------ Stored records

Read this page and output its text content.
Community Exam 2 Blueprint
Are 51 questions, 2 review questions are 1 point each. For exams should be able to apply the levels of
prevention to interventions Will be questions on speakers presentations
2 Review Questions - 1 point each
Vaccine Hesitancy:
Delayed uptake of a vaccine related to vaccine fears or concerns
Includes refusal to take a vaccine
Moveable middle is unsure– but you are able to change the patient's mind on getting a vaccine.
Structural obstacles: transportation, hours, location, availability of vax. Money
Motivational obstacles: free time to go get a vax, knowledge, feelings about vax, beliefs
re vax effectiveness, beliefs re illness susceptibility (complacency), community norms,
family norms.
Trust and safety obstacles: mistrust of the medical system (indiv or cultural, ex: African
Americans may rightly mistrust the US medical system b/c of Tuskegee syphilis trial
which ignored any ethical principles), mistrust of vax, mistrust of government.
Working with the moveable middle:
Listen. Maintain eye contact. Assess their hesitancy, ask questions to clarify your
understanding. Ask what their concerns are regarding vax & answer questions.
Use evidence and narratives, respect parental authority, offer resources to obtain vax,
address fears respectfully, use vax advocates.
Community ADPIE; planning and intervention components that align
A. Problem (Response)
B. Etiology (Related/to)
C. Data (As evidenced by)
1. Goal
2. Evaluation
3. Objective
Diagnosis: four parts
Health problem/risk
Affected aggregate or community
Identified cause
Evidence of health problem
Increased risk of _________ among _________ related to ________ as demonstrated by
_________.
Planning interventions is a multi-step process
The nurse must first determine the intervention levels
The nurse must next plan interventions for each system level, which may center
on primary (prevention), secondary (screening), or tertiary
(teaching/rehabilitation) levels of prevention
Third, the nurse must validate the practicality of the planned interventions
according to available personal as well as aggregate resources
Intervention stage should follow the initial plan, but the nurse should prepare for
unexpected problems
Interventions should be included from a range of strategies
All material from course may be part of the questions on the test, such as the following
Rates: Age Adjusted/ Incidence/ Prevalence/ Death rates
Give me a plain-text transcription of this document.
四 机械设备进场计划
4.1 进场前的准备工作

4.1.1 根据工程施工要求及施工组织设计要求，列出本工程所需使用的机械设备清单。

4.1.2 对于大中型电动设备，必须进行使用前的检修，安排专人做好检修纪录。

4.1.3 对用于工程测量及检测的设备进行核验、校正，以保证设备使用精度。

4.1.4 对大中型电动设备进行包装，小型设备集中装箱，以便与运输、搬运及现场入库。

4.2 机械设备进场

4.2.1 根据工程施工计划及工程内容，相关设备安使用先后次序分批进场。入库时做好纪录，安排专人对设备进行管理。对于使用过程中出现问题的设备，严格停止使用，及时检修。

------------

### Task details
Print out every record again, exactly and in full.

### Response below
Read this page and output its text content.
Community Exam 2 Blueprint
Are 51 questions, 2 review questions are 1 point each. For exams should be able to apply the levels of
prevention to interventions Will be questions on speakers presentations
2 Review Questions - 1 point each
Vaccine Hesitancy:
Delayed uptake of a vaccine related to vaccine fears or concerns
Includes refusal to take a vaccine
Moveable middle is unsure– but you are able to change the patient's mind on getting a vaccine.
Structural obstacles: transportation, hours, location, availability of vax. Money
Motivational obstacles: free time to go get a vax, knowledge, feelings about vax, beliefs
re vax effectiveness, beliefs re illness susceptibility (complacency), community norms,
family norms.
Trust and safety obstacles: mistrust of the medical system (indiv or cultural, ex: African
Americans may rightly mistrust the US medical system b/c of Tuskegee syphilis trial
which ignored any ethical principles), mistrust of vax, mistrust of government.
Working with the moveable middle:
Listen. Maintain eye contact. Assess their hesitancy, ask questions to clarify your
understanding. Ask what their concerns are regarding vax & answer questions.
Use evidence and narratives, respect parental authority, offer resources to obtain vax,
address fears respectfully, use vax advocates.
Community ADPIE; planning and intervention components that align
A. Problem (Response)
B. Etiology (Related/to)
C. Data (As evidenced by)
1. Goal
2. Evaluation
3. Objective
Diagnosis: four parts
Health problem/risk
Affected aggregate or community
Identified cause
Evidence of health problem
Increased risk of _________ among _________ related to ________ as demonstrated by
_________.
Planning interventions is a multi-step process
The nurse must first determine the intervention levels
The nurse must next plan interventions for each system level, which may center
on primary (prevention), secondary (screening), or tertiary
(teaching/rehabilitation) levels of prevention
Third, the nurse must validate the practicality of the planned interventions
according to available personal as well as aggregate resources
Intervention stage should follow the initial plan, but the nurse should prepare for
unexpected problems
Interventions should be included from a range of strategies
All material from course may be part of the questions on the test, such as the following
Rates: Age Adjusted/ Incidence/ Prevalence/ Death rates
Give me a plain-text transcription of this document.
四 机械设备进场计划
4.1 进场前的准备工作

4.1.1 根据工程施工要求及施工组织设计要求，列出本工程所需使用的机械设备清单。

4.1.2 对于大中型电动设备，必须进行使用前的检修，安排专人做好检修纪录。

4.1.3 对用于工程测量及检测的设备进行核验、校正，以保证设备使用精度。

4.1.4 对大中型电动设备进行包装，小型设备集中装箱，以便与运输、搬运及现场入库。

4.2 机械设备进场

4.2.1 根据工程施工计划及工程内容，相关设备安使用先后次序分批进场。入库时做好纪录，安排专人对设备进行管理。对于使用过程中出现问题的设备，严格停止使用，及时检修。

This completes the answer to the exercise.